YOUR INSTRUCTIONS:
Retype each record below word for word. Leave the pictures out.

※ ※ ※

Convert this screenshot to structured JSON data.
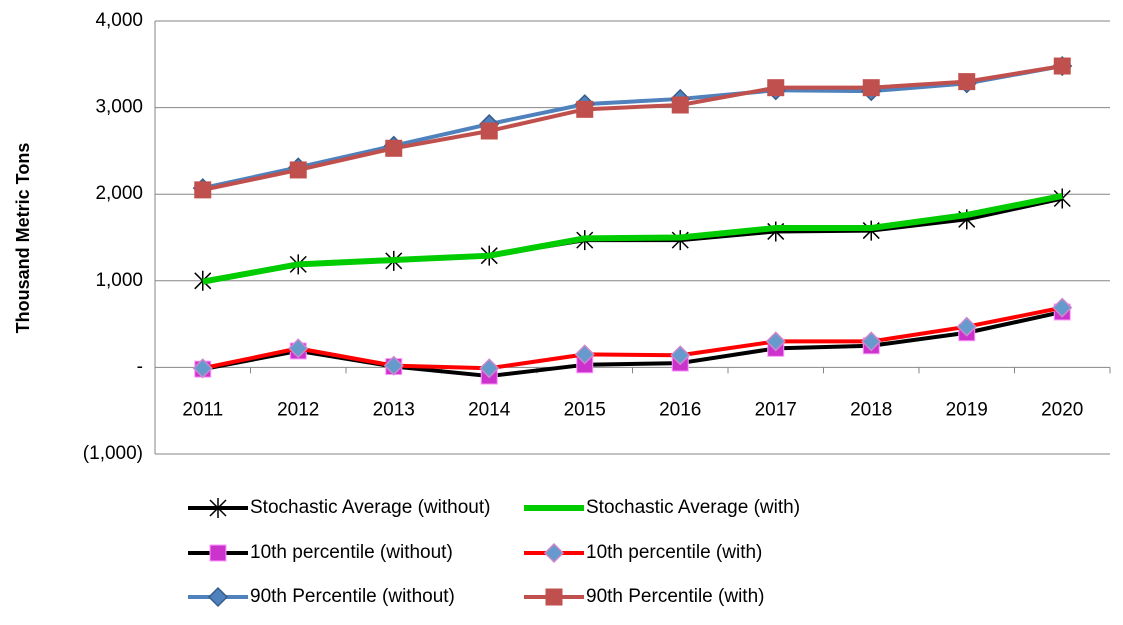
{
  "chart_data": {
    "type": "line",
    "y_label": "Thousand Metric Tons",
    "categories": [
      "2011",
      "2012",
      "2013",
      "2014",
      "2015",
      "2016",
      "2017",
      "2018",
      "2019",
      "2020"
    ],
    "series": [
      {
        "name": "Stochastic Average (without)",
        "color": "#000000",
        "marker": "asterisk",
        "marker_color": "#000000",
        "values": [
          1000,
          1190,
          1230,
          1290,
          1470,
          1470,
          1570,
          1580,
          1710,
          1950
        ]
      },
      {
        "name": "Stochastic Average (with)",
        "color": "#00cc00",
        "marker": "none",
        "marker_color": "#00cc00",
        "values": [
          990,
          1190,
          1240,
          1290,
          1490,
          1500,
          1610,
          1610,
          1760,
          1980
        ]
      },
      {
        "name": "10th percentile (without)",
        "color": "#000000",
        "marker": "square",
        "marker_color": "#cc33cc",
        "values": [
          -20,
          190,
          10,
          -100,
          30,
          50,
          220,
          250,
          400,
          640
        ]
      },
      {
        "name": "10th percentile (with)",
        "color": "#ff0000",
        "marker": "diamond",
        "marker_color": "#6699cc",
        "values": [
          -10,
          220,
          20,
          -10,
          150,
          140,
          300,
          300,
          470,
          690
        ]
      },
      {
        "name": "90th Percentile (without)",
        "color": "#4f81bd",
        "marker": "diamond",
        "marker_color": "#4f81bd",
        "values": [
          2070,
          2310,
          2560,
          2810,
          3040,
          3100,
          3200,
          3190,
          3280,
          3480
        ]
      },
      {
        "name": "90th Percentile (with)",
        "color": "#c0504d",
        "marker": "square",
        "marker_color": "#c0504d",
        "values": [
          2050,
          2280,
          2530,
          2730,
          2980,
          3030,
          3230,
          3230,
          3300,
          3480
        ]
      }
    ],
    "ylim": [
      -1000,
      4000
    ],
    "yticks": [
      {
        "value": -1000,
        "label": "(1,000)"
      },
      {
        "value": 0,
        "label": "-"
      },
      {
        "value": 1000,
        "label": "1,000"
      },
      {
        "value": 2000,
        "label": "2,000"
      },
      {
        "value": 3000,
        "label": "3,000"
      },
      {
        "value": 4000,
        "label": "4,000"
      }
    ],
    "grid": true,
    "legend": "bottom"
  }
}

※ ※ ※

EXERCISE OUTPUT:
Convert this screenshot to structured JSON data.
{
  "chart_data": {
    "type": "line",
    "y_label": "Thousand Metric Tons",
    "categories": [
      "2011",
      "2012",
      "2013",
      "2014",
      "2015",
      "2016",
      "2017",
      "2018",
      "2019",
      "2020"
    ],
    "series": [
      {
        "name": "Stochastic Average (without)",
        "color": "#000000",
        "marker": "asterisk",
        "marker_color": "#000000",
        "values": [
          1000,
          1190,
          1230,
          1290,
          1470,
          1470,
          1570,
          1580,
          1710,
          1950
        ]
      },
      {
        "name": "Stochastic Average (with)",
        "color": "#00cc00",
        "marker": "none",
        "marker_color": "#00cc00",
        "values": [
          990,
          1190,
          1240,
          1290,
          1490,
          1500,
          1610,
          1610,
          1760,
          1980
        ]
      },
      {
        "name": "10th percentile (without)",
        "color": "#000000",
        "marker": "square",
        "marker_color": "#cc33cc",
        "values": [
          -20,
          190,
          10,
          -100,
          30,
          50,
          220,
          250,
          400,
          640
        ]
      },
      {
        "name": "10th percentile (with)",
        "color": "#ff0000",
        "marker": "diamond",
        "marker_color": "#6699cc",
        "values": [
          -10,
          220,
          20,
          -10,
          150,
          140,
          300,
          300,
          470,
          690
        ]
      },
      {
        "name": "90th Percentile (without)",
        "color": "#4f81bd",
        "marker": "diamond",
        "marker_color": "#4f81bd",
        "values": [
          2070,
          2310,
          2560,
          2810,
          3040,
          3100,
          3200,
          3190,
          3280,
          3480
        ]
      },
      {
        "name": "90th Percentile (with)",
        "color": "#c0504d",
        "marker": "square",
        "marker_color": "#c0504d",
        "values": [
          2050,
          2280,
          2530,
          2730,
          2980,
          3030,
          3230,
          3230,
          3300,
          3480
        ]
      }
    ],
    "ylim": [
      -1000,
      4000
    ],
    "yticks": [
      {
        "value": -1000,
        "label": "(1,000)"
      },
      {
        "value": 0,
        "label": "-"
      },
      {
        "value": 1000,
        "label": "1,000"
      },
      {
        "value": 2000,
        "label": "2,000"
      },
      {
        "value": 3000,
        "label": "3,000"
      },
      {
        "value": 4000,
        "label": "4,000"
      }
    ],
    "grid": true,
    "legend": "bottom"
  }
}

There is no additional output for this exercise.